— start of DATA PROVIDED —
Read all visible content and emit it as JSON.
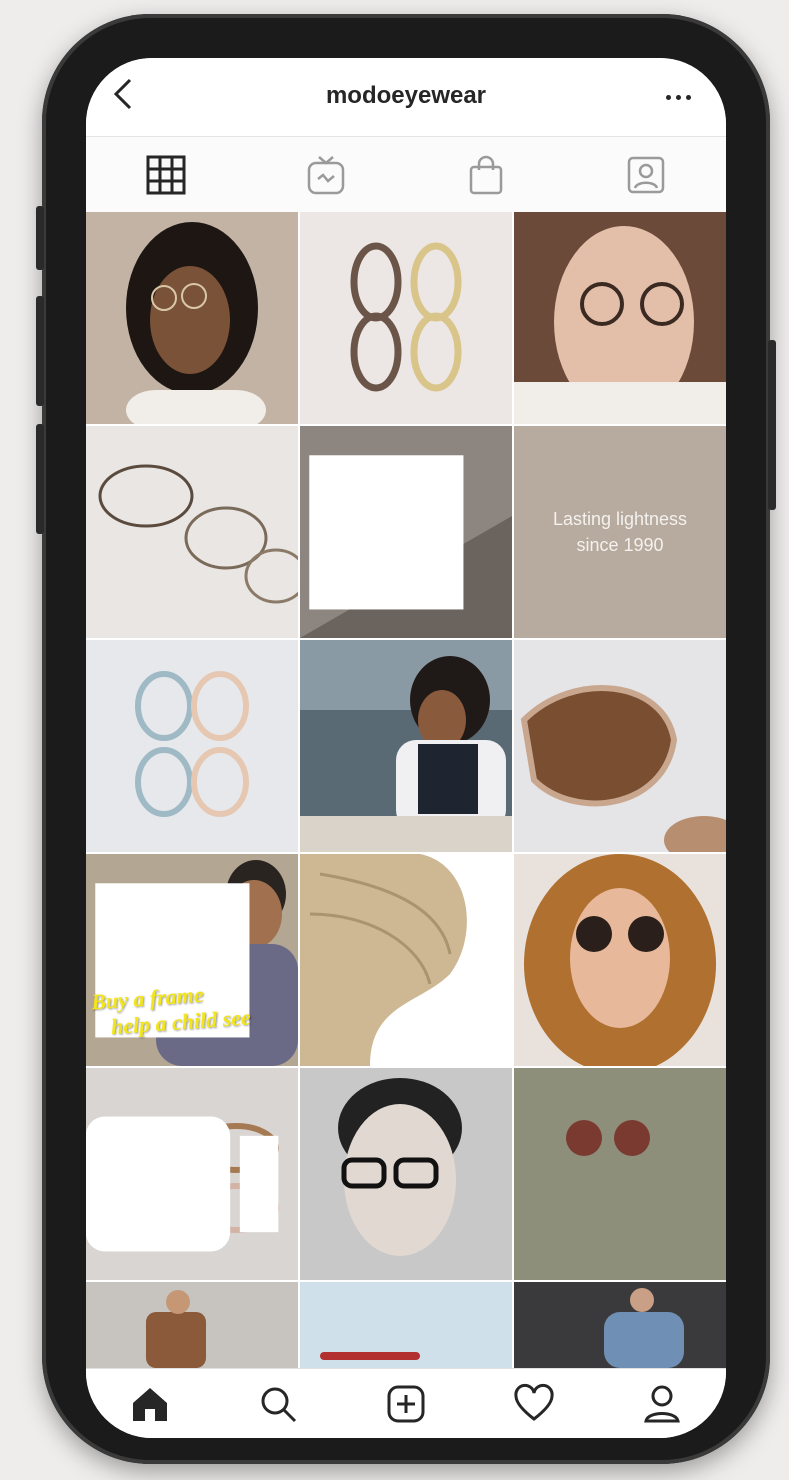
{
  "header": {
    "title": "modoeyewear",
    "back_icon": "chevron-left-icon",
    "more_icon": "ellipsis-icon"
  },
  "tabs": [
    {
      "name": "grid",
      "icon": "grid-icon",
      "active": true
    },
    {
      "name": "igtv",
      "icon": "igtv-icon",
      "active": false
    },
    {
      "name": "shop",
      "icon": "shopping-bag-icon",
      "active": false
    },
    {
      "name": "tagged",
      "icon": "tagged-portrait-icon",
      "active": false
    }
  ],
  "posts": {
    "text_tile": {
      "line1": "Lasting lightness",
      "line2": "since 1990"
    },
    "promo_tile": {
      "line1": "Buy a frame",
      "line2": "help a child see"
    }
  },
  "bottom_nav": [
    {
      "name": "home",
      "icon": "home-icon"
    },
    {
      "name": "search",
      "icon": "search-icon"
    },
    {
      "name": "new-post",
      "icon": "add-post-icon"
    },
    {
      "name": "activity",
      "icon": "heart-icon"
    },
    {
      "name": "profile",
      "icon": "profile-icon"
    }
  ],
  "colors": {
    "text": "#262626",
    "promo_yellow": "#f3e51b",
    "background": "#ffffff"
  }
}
— end of DATA PROVIDED —
### TASK TO CARRY OUT:
Omit the pictures, then quote the rest of the material above exactly.

### TASK RESPONSE:
Read all visible content and emit it as JSON.
{
  "header": {
    "title": "modoeyewear",
    "back_icon": "chevron-left-icon",
    "more_icon": "ellipsis-icon"
  },
  "tabs": [
    {
      "name": "grid",
      "icon": "grid-icon",
      "active": true
    },
    {
      "name": "igtv",
      "icon": "igtv-icon",
      "active": false
    },
    {
      "name": "shop",
      "icon": "shopping-bag-icon",
      "active": false
    },
    {
      "name": "tagged",
      "icon": "tagged-portrait-icon",
      "active": false
    }
  ],
  "posts": {
    "text_tile": {
      "line1": "Lasting lightness",
      "line2": "since 1990"
    },
    "promo_tile": {
      "line1": "Buy a frame",
      "line2": "help a child see"
    }
  },
  "bottom_nav": [
    {
      "name": "home",
      "icon": "home-icon"
    },
    {
      "name": "search",
      "icon": "search-icon"
    },
    {
      "name": "new-post",
      "icon": "add-post-icon"
    },
    {
      "name": "activity",
      "icon": "heart-icon"
    },
    {
      "name": "profile",
      "icon": "profile-icon"
    }
  ],
  "colors": {
    "text": "#262626",
    "promo_yellow": "#f3e51b",
    "background": "#ffffff"
  }
}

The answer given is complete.